---- Recorded data

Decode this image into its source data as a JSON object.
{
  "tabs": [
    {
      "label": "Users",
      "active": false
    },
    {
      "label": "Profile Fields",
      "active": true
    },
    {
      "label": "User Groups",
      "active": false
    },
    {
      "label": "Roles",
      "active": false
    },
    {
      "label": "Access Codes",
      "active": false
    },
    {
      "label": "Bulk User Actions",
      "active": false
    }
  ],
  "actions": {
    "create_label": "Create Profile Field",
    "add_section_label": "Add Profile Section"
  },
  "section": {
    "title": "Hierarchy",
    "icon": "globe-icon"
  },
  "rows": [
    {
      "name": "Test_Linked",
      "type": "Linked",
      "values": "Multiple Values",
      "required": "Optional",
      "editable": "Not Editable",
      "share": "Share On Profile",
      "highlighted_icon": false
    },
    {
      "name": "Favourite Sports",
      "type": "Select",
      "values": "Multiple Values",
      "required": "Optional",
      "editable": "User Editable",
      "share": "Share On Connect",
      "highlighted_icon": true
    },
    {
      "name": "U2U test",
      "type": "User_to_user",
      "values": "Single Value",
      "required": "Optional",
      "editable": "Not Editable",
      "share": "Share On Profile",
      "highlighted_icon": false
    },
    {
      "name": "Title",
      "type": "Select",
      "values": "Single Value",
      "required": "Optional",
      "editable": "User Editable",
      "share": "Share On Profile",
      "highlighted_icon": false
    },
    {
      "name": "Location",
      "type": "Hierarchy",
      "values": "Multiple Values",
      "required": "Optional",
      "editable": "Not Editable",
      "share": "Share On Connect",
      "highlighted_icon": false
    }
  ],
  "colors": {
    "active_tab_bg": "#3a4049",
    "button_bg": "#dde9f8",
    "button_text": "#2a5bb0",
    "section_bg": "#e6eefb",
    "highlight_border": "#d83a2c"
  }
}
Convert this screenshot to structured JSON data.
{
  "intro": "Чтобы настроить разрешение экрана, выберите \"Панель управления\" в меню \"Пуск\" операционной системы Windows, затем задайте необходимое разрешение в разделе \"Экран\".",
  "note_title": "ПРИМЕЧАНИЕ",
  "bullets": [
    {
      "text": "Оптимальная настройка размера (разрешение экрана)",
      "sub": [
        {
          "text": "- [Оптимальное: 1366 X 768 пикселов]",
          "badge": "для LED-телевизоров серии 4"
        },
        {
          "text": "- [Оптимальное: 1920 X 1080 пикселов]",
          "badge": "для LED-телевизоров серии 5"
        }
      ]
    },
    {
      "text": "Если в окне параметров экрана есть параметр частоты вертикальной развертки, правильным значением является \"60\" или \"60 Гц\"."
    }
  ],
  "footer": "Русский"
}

--------

### Task goal
Each line of the listing should be echoed back exactly.

### Complete output
Decode this image into its source data as a JSON object.
{
  "tabs": [
    {
      "label": "Users",
      "active": false
    },
    {
      "label": "Profile Fields",
      "active": true
    },
    {
      "label": "User Groups",
      "active": false
    },
    {
      "label": "Roles",
      "active": false
    },
    {
      "label": "Access Codes",
      "active": false
    },
    {
      "label": "Bulk User Actions",
      "active": false
    }
  ],
  "actions": {
    "create_label": "Create Profile Field",
    "add_section_label": "Add Profile Section"
  },
  "section": {
    "title": "Hierarchy",
    "icon": "globe-icon"
  },
  "rows": [
    {
      "name": "Test_Linked",
      "type": "Linked",
      "values": "Multiple Values",
      "required": "Optional",
      "editable": "Not Editable",
      "share": "Share On Profile",
      "highlighted_icon": false
    },
    {
      "name": "Favourite Sports",
      "type": "Select",
      "values": "Multiple Values",
      "required": "Optional",
      "editable": "User Editable",
      "share": "Share On Connect",
      "highlighted_icon": true
    },
    {
      "name": "U2U test",
      "type": "User_to_user",
      "values": "Single Value",
      "required": "Optional",
      "editable": "Not Editable",
      "share": "Share On Profile",
      "highlighted_icon": false
    },
    {
      "name": "Title",
      "type": "Select",
      "values": "Single Value",
      "required": "Optional",
      "editable": "User Editable",
      "share": "Share On Profile",
      "highlighted_icon": false
    },
    {
      "name": "Location",
      "type": "Hierarchy",
      "values": "Multiple Values",
      "required": "Optional",
      "editable": "Not Editable",
      "share": "Share On Connect",
      "highlighted_icon": false
    }
  ],
  "colors": {
    "active_tab_bg": "#3a4049",
    "button_bg": "#dde9f8",
    "button_text": "#2a5bb0",
    "section_bg": "#e6eefb",
    "highlight_border": "#d83a2c"
  }
}
Convert this screenshot to structured JSON data.
{
  "intro": "Чтобы настроить разрешение экрана, выберите \"Панель управления\" в меню \"Пуск\" операционной системы Windows, затем задайте необходимое разрешение в разделе \"Экран\".",
  "note_title": "ПРИМЕЧАНИЕ",
  "bullets": [
    {
      "text": "Оптимальная настройка размера (разрешение экрана)",
      "sub": [
        {
          "text": "- [Оптимальное: 1366 X 768 пикселов]",
          "badge": "для LED-телевизоров серии 4"
        },
        {
          "text": "- [Оптимальное: 1920 X 1080 пикселов]",
          "badge": "для LED-телевизоров серии 5"
        }
      ]
    },
    {
      "text": "Если в окне параметров экрана есть параметр частоты вертикальной развертки, правильным значением является \"60\" или \"60 Гц\"."
    }
  ],
  "footer": "Русский"
}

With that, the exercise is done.